-- BEGIN The data --

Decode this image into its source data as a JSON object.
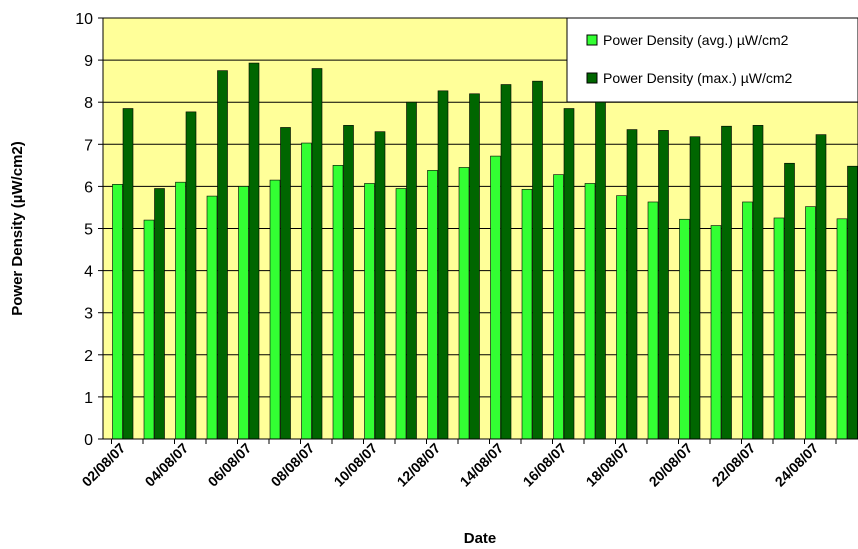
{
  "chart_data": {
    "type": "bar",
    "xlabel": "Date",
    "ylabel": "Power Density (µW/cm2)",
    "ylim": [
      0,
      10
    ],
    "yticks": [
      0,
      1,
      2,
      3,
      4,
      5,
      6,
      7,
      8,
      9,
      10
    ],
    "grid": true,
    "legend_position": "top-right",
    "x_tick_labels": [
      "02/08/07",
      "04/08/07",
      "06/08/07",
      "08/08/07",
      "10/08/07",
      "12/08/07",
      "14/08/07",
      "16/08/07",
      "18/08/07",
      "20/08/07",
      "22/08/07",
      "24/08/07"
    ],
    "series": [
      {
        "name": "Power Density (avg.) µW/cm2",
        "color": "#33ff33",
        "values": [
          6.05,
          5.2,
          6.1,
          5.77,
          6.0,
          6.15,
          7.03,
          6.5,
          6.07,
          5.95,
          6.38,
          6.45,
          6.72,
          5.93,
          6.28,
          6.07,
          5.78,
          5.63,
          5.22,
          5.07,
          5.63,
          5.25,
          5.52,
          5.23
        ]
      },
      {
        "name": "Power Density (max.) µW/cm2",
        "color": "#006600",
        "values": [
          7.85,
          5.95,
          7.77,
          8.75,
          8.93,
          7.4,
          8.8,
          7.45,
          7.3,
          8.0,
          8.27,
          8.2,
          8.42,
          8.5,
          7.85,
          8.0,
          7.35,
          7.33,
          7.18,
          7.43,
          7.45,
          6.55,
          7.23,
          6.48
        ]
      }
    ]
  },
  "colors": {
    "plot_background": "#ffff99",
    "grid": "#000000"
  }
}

-- END The data --
-- BEGIN The data --

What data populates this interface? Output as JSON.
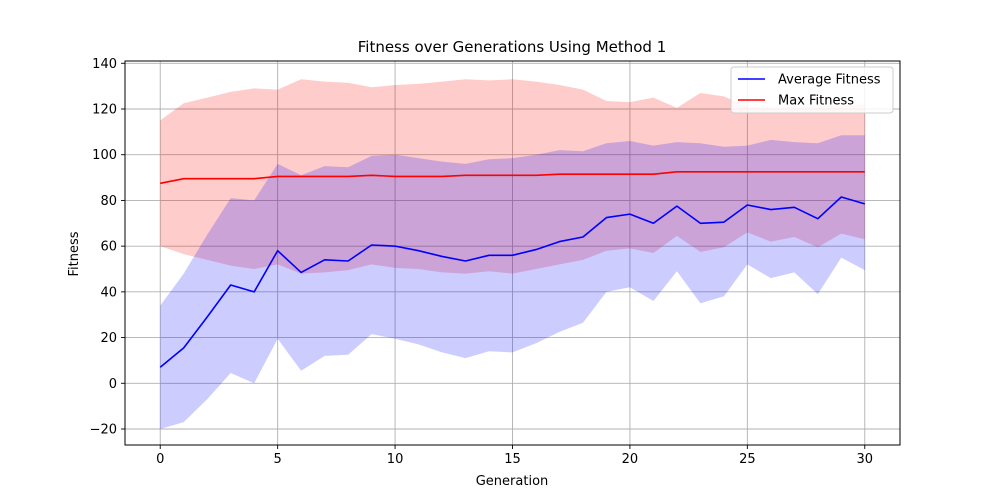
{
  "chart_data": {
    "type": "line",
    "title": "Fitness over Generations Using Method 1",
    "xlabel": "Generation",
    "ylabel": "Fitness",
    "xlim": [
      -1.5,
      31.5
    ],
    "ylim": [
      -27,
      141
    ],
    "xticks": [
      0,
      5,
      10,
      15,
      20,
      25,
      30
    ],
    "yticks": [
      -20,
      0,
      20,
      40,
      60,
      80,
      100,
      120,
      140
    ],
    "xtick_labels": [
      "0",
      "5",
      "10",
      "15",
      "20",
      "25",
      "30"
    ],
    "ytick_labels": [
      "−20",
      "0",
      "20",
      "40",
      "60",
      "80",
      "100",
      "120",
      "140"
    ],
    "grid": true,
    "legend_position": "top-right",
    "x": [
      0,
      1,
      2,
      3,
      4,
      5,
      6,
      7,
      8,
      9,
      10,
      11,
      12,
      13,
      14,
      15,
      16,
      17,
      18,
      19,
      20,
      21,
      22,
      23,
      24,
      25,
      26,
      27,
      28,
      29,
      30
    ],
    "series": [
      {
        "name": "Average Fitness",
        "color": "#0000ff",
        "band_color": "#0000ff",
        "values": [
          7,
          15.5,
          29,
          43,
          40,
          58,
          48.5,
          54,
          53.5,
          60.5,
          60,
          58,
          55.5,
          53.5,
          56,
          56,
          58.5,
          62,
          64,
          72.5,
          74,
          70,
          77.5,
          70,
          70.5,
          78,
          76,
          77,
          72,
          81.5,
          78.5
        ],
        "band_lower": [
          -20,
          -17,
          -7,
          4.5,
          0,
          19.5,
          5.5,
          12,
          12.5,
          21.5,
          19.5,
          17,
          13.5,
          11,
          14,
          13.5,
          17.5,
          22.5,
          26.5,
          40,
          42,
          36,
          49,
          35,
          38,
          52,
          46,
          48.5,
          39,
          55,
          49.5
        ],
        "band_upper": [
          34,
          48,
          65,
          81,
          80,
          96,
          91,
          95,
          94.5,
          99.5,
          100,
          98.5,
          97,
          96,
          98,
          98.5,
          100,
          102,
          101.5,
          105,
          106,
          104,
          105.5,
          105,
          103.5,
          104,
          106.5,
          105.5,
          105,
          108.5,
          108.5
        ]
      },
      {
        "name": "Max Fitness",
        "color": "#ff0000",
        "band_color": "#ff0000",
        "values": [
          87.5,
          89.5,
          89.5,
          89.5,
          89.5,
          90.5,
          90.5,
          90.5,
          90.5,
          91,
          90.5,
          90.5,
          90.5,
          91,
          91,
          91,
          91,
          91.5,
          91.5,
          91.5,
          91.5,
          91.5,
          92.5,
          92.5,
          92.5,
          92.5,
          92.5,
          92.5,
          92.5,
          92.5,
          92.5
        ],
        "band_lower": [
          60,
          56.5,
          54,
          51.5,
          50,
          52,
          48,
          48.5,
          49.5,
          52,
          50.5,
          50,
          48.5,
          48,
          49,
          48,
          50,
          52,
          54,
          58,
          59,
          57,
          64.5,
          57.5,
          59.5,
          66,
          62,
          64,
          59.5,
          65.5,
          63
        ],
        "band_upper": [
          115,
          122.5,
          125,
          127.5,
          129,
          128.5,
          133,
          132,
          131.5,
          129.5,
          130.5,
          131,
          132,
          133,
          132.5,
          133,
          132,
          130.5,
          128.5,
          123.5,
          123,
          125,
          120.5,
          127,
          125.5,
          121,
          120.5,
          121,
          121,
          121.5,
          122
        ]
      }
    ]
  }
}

-- END The data --
-- BEGIN The data --

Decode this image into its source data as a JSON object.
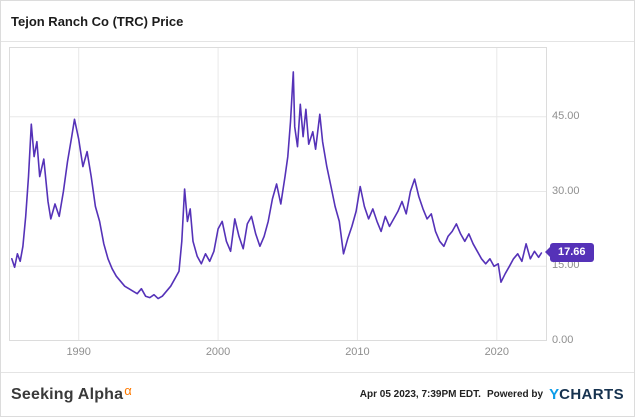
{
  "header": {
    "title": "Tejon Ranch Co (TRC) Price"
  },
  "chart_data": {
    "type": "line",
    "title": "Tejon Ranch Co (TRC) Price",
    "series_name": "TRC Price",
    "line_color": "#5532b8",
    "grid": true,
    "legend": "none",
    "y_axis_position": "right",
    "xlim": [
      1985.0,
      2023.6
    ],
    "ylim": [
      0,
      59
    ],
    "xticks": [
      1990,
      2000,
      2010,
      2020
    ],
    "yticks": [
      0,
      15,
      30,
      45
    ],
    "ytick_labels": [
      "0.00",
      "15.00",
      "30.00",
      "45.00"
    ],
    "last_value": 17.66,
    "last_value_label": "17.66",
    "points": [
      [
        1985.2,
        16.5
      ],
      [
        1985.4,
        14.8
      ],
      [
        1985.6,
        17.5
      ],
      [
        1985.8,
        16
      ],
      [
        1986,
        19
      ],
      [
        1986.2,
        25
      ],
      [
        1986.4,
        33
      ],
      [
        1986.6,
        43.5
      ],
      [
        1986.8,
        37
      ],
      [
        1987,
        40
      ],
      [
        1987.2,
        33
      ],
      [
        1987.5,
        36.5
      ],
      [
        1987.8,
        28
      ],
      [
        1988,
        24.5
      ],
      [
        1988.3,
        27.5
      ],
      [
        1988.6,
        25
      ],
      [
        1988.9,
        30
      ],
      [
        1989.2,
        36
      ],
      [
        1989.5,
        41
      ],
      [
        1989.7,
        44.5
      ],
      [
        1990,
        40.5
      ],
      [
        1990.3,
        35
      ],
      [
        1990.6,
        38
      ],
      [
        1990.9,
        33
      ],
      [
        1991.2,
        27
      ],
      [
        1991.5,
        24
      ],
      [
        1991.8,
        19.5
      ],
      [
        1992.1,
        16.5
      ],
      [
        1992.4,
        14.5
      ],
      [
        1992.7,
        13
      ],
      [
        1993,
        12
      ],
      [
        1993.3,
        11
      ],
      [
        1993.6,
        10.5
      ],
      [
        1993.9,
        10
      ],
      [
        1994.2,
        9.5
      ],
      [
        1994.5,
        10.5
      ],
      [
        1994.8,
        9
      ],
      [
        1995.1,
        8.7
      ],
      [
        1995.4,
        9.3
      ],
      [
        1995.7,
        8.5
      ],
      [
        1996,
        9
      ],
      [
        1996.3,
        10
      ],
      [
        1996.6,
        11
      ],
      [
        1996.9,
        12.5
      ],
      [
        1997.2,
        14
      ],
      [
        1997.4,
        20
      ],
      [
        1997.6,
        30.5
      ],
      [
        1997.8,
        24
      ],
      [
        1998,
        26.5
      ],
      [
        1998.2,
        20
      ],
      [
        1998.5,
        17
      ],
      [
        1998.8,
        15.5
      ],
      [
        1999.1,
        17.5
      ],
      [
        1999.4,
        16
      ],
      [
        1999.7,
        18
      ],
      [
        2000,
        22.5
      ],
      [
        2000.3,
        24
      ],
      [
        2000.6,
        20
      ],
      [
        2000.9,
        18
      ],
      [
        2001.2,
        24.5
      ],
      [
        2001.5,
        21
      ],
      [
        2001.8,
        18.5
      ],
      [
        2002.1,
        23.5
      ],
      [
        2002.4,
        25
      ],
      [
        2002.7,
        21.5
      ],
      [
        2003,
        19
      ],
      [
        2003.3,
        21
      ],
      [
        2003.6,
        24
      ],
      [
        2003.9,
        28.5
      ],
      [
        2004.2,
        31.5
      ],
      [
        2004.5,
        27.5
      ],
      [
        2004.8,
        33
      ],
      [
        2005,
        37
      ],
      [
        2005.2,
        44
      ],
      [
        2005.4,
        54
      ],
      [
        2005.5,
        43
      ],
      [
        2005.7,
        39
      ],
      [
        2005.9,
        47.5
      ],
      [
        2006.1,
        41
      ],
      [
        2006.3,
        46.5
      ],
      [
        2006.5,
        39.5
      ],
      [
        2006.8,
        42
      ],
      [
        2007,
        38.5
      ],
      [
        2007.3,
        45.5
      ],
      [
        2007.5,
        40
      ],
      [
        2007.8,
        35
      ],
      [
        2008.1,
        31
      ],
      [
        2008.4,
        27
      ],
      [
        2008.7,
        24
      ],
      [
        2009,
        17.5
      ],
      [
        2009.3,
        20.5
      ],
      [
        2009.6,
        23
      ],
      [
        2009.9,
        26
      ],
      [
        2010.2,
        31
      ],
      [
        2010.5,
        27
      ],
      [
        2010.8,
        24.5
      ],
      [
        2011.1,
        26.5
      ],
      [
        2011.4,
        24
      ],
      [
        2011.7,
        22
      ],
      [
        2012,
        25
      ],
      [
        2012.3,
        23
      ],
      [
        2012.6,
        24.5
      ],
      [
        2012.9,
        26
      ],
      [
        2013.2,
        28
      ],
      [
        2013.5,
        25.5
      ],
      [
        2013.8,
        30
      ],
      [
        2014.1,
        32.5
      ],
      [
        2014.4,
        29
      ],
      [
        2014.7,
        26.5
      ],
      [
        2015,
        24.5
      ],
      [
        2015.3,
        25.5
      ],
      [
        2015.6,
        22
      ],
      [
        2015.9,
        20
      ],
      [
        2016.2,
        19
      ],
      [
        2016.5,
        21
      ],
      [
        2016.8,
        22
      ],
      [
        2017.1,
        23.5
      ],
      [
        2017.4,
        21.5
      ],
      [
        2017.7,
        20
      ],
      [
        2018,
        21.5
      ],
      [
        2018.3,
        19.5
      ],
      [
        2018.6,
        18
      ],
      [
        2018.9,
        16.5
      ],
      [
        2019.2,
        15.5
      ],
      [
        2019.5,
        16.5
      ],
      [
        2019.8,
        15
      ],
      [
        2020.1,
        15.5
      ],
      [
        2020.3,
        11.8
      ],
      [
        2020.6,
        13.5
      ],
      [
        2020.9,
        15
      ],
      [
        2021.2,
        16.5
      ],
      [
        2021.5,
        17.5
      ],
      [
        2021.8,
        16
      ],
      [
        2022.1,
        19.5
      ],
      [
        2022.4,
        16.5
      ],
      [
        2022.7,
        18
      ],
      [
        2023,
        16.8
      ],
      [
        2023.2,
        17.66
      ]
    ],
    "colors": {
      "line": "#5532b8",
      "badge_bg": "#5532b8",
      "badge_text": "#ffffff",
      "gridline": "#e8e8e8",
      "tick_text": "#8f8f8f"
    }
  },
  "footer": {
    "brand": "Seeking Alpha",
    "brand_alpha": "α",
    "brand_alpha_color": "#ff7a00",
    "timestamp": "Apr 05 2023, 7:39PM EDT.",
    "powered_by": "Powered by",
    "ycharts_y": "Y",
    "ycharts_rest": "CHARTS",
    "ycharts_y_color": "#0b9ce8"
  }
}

-- END The data --

▶ _Task goal_
In the listing above, find each line with the word "ylabel" and copy it.

▶ _Task response_
    "ylabel": "Power Density (µW/cm2)",
    "ylabel": "Fitness",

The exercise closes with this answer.